Data items
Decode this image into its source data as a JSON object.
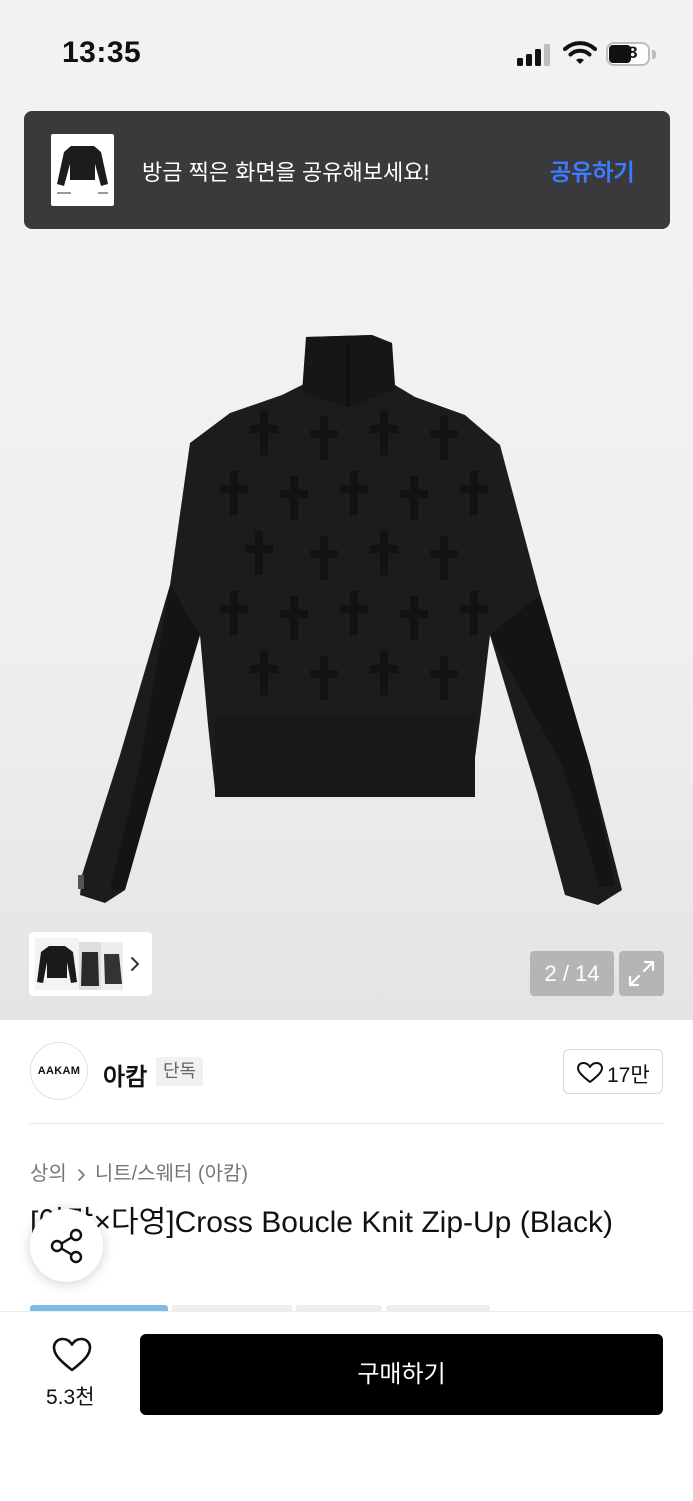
{
  "status_bar": {
    "time": "13:35",
    "battery": "48",
    "icons": [
      "signal-icon",
      "wifi-icon",
      "battery-icon"
    ]
  },
  "share_banner": {
    "message": "방금 찍은 화면을 공유해보세요!",
    "action": "공유하기"
  },
  "gallery": {
    "counter": "2 / 14",
    "icons": [
      "chevron-right-icon",
      "expand-icon"
    ]
  },
  "brand": {
    "logo_text": "AAKAM",
    "name": "아캄",
    "badge": "단독",
    "likes": "17만"
  },
  "breadcrumb": {
    "level1": "상의",
    "level2": "니트/스웨터 (아캄)"
  },
  "product": {
    "title": "[아캄×다영]Cross Boucle Knit Zip-Up (Black)"
  },
  "bottom_bar": {
    "wish_count": "5.3천",
    "buy_label": "구매하기"
  },
  "colors": {
    "banner_bg": "#3a3a3c",
    "share_blue": "#3d7bff",
    "buy_bg": "#000000",
    "tab_active": "#7dbbe6"
  }
}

Goal => Reproduce the material in full, word for word, and omit the pictures.

Response to this exercise =>
Decode this image into its source data as a JSON object.
{
  "status_bar": {
    "time": "13:35",
    "battery": "48",
    "icons": [
      "signal-icon",
      "wifi-icon",
      "battery-icon"
    ]
  },
  "share_banner": {
    "message": "방금 찍은 화면을 공유해보세요!",
    "action": "공유하기"
  },
  "gallery": {
    "counter": "2 / 14",
    "icons": [
      "chevron-right-icon",
      "expand-icon"
    ]
  },
  "brand": {
    "logo_text": "AAKAM",
    "name": "아캄",
    "badge": "단독",
    "likes": "17만"
  },
  "breadcrumb": {
    "level1": "상의",
    "level2": "니트/스웨터 (아캄)"
  },
  "product": {
    "title": "[아캄×다영]Cross Boucle Knit Zip-Up (Black)"
  },
  "bottom_bar": {
    "wish_count": "5.3천",
    "buy_label": "구매하기"
  },
  "colors": {
    "banner_bg": "#3a3a3c",
    "share_blue": "#3d7bff",
    "buy_bg": "#000000",
    "tab_active": "#7dbbe6"
  }
}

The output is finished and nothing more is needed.